**What you are asked to do:**
The records below must be written out exactly, with every picture left behind.
++++++++
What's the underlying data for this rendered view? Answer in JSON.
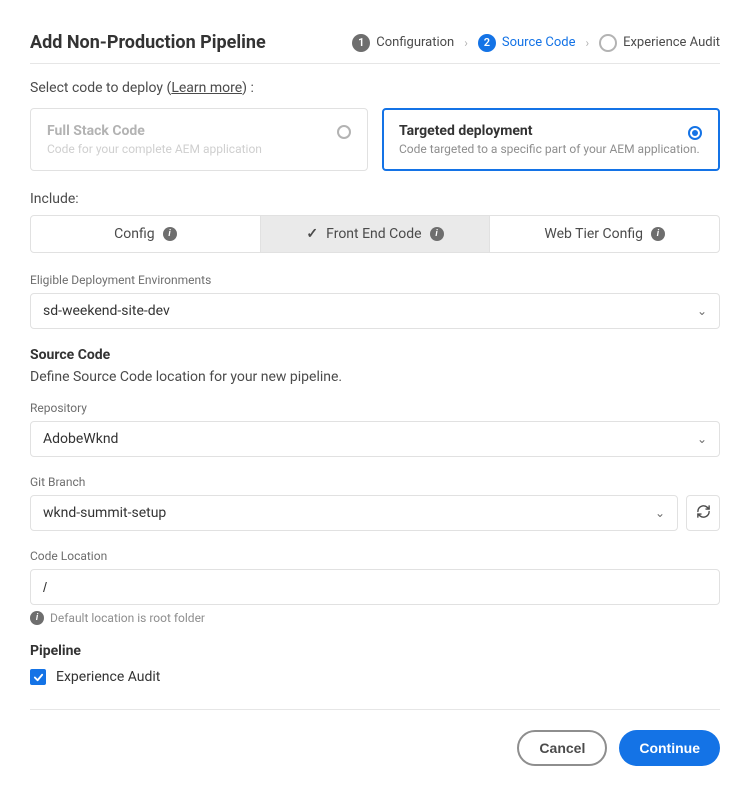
{
  "header": {
    "title": "Add Non-Production Pipeline",
    "steps": [
      {
        "num": "1",
        "label": "Configuration",
        "state": "done"
      },
      {
        "num": "2",
        "label": "Source Code",
        "state": "active"
      },
      {
        "num": "",
        "label": "Experience Audit",
        "state": "empty"
      }
    ]
  },
  "selectCode": {
    "label": "Select code to deploy",
    "learnMore": "Learn more",
    "suffix": " :"
  },
  "deployOptions": [
    {
      "title": "Full Stack Code",
      "desc": "Code for your complete AEM application",
      "selected": false
    },
    {
      "title": "Targeted deployment",
      "desc": "Code targeted to a specific part of your AEM application.",
      "selected": true
    }
  ],
  "include": {
    "label": "Include:",
    "tabs": [
      {
        "label": "Config",
        "selected": false
      },
      {
        "label": "Front End Code",
        "selected": true
      },
      {
        "label": "Web Tier Config",
        "selected": false
      }
    ]
  },
  "environment": {
    "label": "Eligible Deployment Environments",
    "value": "sd-weekend-site-dev"
  },
  "sourceCode": {
    "heading": "Source Code",
    "sub": "Define Source Code location for your new pipeline."
  },
  "repository": {
    "label": "Repository",
    "value": "AdobeWknd"
  },
  "gitBranch": {
    "label": "Git Branch",
    "value": "wknd-summit-setup"
  },
  "codeLocation": {
    "label": "Code Location",
    "value": "/",
    "hint": "Default location is root folder"
  },
  "pipeline": {
    "heading": "Pipeline",
    "checkboxLabel": "Experience Audit",
    "checked": true
  },
  "buttons": {
    "cancel": "Cancel",
    "continue": "Continue"
  }
}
++++++++
**Solved exercise:**
What's the underlying data for this rendered view? Answer in JSON.
{
  "header": {
    "title": "Add Non-Production Pipeline",
    "steps": [
      {
        "num": "1",
        "label": "Configuration",
        "state": "done"
      },
      {
        "num": "2",
        "label": "Source Code",
        "state": "active"
      },
      {
        "num": "",
        "label": "Experience Audit",
        "state": "empty"
      }
    ]
  },
  "selectCode": {
    "label": "Select code to deploy",
    "learnMore": "Learn more",
    "suffix": " :"
  },
  "deployOptions": [
    {
      "title": "Full Stack Code",
      "desc": "Code for your complete AEM application",
      "selected": false
    },
    {
      "title": "Targeted deployment",
      "desc": "Code targeted to a specific part of your AEM application.",
      "selected": true
    }
  ],
  "include": {
    "label": "Include:",
    "tabs": [
      {
        "label": "Config",
        "selected": false
      },
      {
        "label": "Front End Code",
        "selected": true
      },
      {
        "label": "Web Tier Config",
        "selected": false
      }
    ]
  },
  "environment": {
    "label": "Eligible Deployment Environments",
    "value": "sd-weekend-site-dev"
  },
  "sourceCode": {
    "heading": "Source Code",
    "sub": "Define Source Code location for your new pipeline."
  },
  "repository": {
    "label": "Repository",
    "value": "AdobeWknd"
  },
  "gitBranch": {
    "label": "Git Branch",
    "value": "wknd-summit-setup"
  },
  "codeLocation": {
    "label": "Code Location",
    "value": "/",
    "hint": "Default location is root folder"
  },
  "pipeline": {
    "heading": "Pipeline",
    "checkboxLabel": "Experience Audit",
    "checked": true
  },
  "buttons": {
    "cancel": "Cancel",
    "continue": "Continue"
  }
}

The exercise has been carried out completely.